======== RECORD LIST
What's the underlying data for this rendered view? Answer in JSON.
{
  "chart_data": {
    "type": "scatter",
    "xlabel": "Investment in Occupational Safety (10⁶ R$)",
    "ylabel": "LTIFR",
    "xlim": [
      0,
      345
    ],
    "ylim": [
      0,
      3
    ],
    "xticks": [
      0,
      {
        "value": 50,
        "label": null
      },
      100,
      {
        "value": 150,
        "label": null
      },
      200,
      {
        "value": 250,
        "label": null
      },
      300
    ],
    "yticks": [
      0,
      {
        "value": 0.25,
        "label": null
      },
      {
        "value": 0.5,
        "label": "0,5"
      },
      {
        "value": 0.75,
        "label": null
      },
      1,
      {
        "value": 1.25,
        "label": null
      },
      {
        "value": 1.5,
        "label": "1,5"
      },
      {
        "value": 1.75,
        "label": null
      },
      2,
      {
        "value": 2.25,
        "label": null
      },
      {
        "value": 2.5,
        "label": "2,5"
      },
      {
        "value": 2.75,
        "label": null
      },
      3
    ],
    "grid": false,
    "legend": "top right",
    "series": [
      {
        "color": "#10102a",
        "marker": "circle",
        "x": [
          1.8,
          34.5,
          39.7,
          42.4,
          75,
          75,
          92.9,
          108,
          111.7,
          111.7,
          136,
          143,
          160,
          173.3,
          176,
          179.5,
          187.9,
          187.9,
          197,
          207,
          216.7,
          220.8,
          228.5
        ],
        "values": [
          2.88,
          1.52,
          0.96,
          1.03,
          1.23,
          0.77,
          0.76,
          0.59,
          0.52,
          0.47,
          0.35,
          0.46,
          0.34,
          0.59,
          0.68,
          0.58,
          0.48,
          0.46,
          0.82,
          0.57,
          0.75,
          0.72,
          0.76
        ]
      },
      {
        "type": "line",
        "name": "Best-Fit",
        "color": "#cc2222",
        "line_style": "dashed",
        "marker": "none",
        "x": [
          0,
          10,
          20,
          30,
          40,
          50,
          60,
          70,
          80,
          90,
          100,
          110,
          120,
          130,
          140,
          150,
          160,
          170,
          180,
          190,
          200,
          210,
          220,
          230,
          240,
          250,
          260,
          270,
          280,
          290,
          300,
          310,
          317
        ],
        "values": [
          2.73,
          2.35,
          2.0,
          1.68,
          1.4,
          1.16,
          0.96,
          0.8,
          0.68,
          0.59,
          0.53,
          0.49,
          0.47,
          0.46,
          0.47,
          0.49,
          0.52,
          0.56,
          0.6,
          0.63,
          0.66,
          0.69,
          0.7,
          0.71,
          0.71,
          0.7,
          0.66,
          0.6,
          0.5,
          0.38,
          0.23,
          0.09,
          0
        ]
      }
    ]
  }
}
================
▶ SET EXERCISE: Your task is to repeat the data exactly, with nothing left out.

▶ EXERCISE ANSWER:
What's the underlying data for this rendered view? Answer in JSON.
{
  "chart_data": {
    "type": "scatter",
    "xlabel": "Investment in Occupational Safety (10⁶ R$)",
    "ylabel": "LTIFR",
    "xlim": [
      0,
      345
    ],
    "ylim": [
      0,
      3
    ],
    "xticks": [
      0,
      {
        "value": 50,
        "label": null
      },
      100,
      {
        "value": 150,
        "label": null
      },
      200,
      {
        "value": 250,
        "label": null
      },
      300
    ],
    "yticks": [
      0,
      {
        "value": 0.25,
        "label": null
      },
      {
        "value": 0.5,
        "label": "0,5"
      },
      {
        "value": 0.75,
        "label": null
      },
      1,
      {
        "value": 1.25,
        "label": null
      },
      {
        "value": 1.5,
        "label": "1,5"
      },
      {
        "value": 1.75,
        "label": null
      },
      2,
      {
        "value": 2.25,
        "label": null
      },
      {
        "value": 2.5,
        "label": "2,5"
      },
      {
        "value": 2.75,
        "label": null
      },
      3
    ],
    "grid": false,
    "legend": "top right",
    "series": [
      {
        "color": "#10102a",
        "marker": "circle",
        "x": [
          1.8,
          34.5,
          39.7,
          42.4,
          75,
          75,
          92.9,
          108,
          111.7,
          111.7,
          136,
          143,
          160,
          173.3,
          176,
          179.5,
          187.9,
          187.9,
          197,
          207,
          216.7,
          220.8,
          228.5
        ],
        "values": [
          2.88,
          1.52,
          0.96,
          1.03,
          1.23,
          0.77,
          0.76,
          0.59,
          0.52,
          0.47,
          0.35,
          0.46,
          0.34,
          0.59,
          0.68,
          0.58,
          0.48,
          0.46,
          0.82,
          0.57,
          0.75,
          0.72,
          0.76
        ]
      },
      {
        "type": "line",
        "name": "Best-Fit",
        "color": "#cc2222",
        "line_style": "dashed",
        "marker": "none",
        "x": [
          0,
          10,
          20,
          30,
          40,
          50,
          60,
          70,
          80,
          90,
          100,
          110,
          120,
          130,
          140,
          150,
          160,
          170,
          180,
          190,
          200,
          210,
          220,
          230,
          240,
          250,
          260,
          270,
          280,
          290,
          300,
          310,
          317
        ],
        "values": [
          2.73,
          2.35,
          2.0,
          1.68,
          1.4,
          1.16,
          0.96,
          0.8,
          0.68,
          0.59,
          0.53,
          0.49,
          0.47,
          0.46,
          0.47,
          0.49,
          0.52,
          0.56,
          0.6,
          0.63,
          0.66,
          0.69,
          0.7,
          0.71,
          0.71,
          0.7,
          0.66,
          0.6,
          0.5,
          0.38,
          0.23,
          0.09,
          0
        ]
      }
    ]
  }
}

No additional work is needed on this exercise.